> What you should do:
Each entry below must be repeated word for word.

───── Task data

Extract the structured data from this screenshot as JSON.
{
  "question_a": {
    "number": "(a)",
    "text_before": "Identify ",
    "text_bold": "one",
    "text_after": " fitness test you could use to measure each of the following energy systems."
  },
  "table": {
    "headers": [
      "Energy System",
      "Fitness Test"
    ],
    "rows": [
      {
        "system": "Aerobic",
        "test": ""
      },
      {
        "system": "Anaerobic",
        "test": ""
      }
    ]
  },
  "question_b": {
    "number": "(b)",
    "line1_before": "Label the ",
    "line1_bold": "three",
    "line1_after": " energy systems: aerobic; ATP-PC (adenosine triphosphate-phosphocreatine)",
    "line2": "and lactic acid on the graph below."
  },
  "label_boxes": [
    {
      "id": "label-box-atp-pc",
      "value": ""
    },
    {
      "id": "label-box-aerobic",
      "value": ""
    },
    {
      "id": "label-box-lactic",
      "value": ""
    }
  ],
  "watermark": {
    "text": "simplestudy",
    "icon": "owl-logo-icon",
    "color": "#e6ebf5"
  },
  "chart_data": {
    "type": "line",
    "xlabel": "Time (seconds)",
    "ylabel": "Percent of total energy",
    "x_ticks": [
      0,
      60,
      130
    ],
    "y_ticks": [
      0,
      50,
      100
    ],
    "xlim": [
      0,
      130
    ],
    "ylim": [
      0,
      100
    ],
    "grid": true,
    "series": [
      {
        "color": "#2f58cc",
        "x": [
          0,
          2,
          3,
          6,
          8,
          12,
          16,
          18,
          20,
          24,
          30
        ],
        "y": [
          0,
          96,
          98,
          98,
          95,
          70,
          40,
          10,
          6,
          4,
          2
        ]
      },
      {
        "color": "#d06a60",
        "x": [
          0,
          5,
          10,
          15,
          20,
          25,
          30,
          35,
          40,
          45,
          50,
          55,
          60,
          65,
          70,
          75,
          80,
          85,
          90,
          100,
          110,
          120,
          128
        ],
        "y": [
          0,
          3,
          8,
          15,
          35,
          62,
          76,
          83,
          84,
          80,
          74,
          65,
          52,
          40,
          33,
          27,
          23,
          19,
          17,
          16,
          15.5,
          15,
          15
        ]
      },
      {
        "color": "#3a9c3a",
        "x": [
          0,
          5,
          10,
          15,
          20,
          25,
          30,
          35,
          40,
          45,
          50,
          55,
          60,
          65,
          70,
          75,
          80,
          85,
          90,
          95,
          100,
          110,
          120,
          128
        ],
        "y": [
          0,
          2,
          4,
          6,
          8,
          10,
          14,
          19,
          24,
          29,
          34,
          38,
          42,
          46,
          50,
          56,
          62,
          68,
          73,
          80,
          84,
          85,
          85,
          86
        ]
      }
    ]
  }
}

──────────

> Exercise answer:
Extract the structured data from this screenshot as JSON.
{
  "question_a": {
    "number": "(a)",
    "text_before": "Identify ",
    "text_bold": "one",
    "text_after": " fitness test you could use to measure each of the following energy systems."
  },
  "table": {
    "headers": [
      "Energy System",
      "Fitness Test"
    ],
    "rows": [
      {
        "system": "Aerobic",
        "test": ""
      },
      {
        "system": "Anaerobic",
        "test": ""
      }
    ]
  },
  "question_b": {
    "number": "(b)",
    "line1_before": "Label the ",
    "line1_bold": "three",
    "line1_after": " energy systems: aerobic; ATP-PC (adenosine triphosphate-phosphocreatine)",
    "line2": "and lactic acid on the graph below."
  },
  "label_boxes": [
    {
      "id": "label-box-atp-pc",
      "value": ""
    },
    {
      "id": "label-box-aerobic",
      "value": ""
    },
    {
      "id": "label-box-lactic",
      "value": ""
    }
  ],
  "watermark": {
    "text": "simplestudy",
    "icon": "owl-logo-icon",
    "color": "#e6ebf5"
  },
  "chart_data": {
    "type": "line",
    "xlabel": "Time (seconds)",
    "ylabel": "Percent of total energy",
    "x_ticks": [
      0,
      60,
      130
    ],
    "y_ticks": [
      0,
      50,
      100
    ],
    "xlim": [
      0,
      130
    ],
    "ylim": [
      0,
      100
    ],
    "grid": true,
    "series": [
      {
        "color": "#2f58cc",
        "x": [
          0,
          2,
          3,
          6,
          8,
          12,
          16,
          18,
          20,
          24,
          30
        ],
        "y": [
          0,
          96,
          98,
          98,
          95,
          70,
          40,
          10,
          6,
          4,
          2
        ]
      },
      {
        "color": "#d06a60",
        "x": [
          0,
          5,
          10,
          15,
          20,
          25,
          30,
          35,
          40,
          45,
          50,
          55,
          60,
          65,
          70,
          75,
          80,
          85,
          90,
          100,
          110,
          120,
          128
        ],
        "y": [
          0,
          3,
          8,
          15,
          35,
          62,
          76,
          83,
          84,
          80,
          74,
          65,
          52,
          40,
          33,
          27,
          23,
          19,
          17,
          16,
          15.5,
          15,
          15
        ]
      },
      {
        "color": "#3a9c3a",
        "x": [
          0,
          5,
          10,
          15,
          20,
          25,
          30,
          35,
          40,
          45,
          50,
          55,
          60,
          65,
          70,
          75,
          80,
          85,
          90,
          95,
          100,
          110,
          120,
          128
        ],
        "y": [
          0,
          2,
          4,
          6,
          8,
          10,
          14,
          19,
          24,
          29,
          34,
          38,
          42,
          46,
          50,
          56,
          62,
          68,
          73,
          80,
          84,
          85,
          85,
          86
        ]
      }
    ]
  }
}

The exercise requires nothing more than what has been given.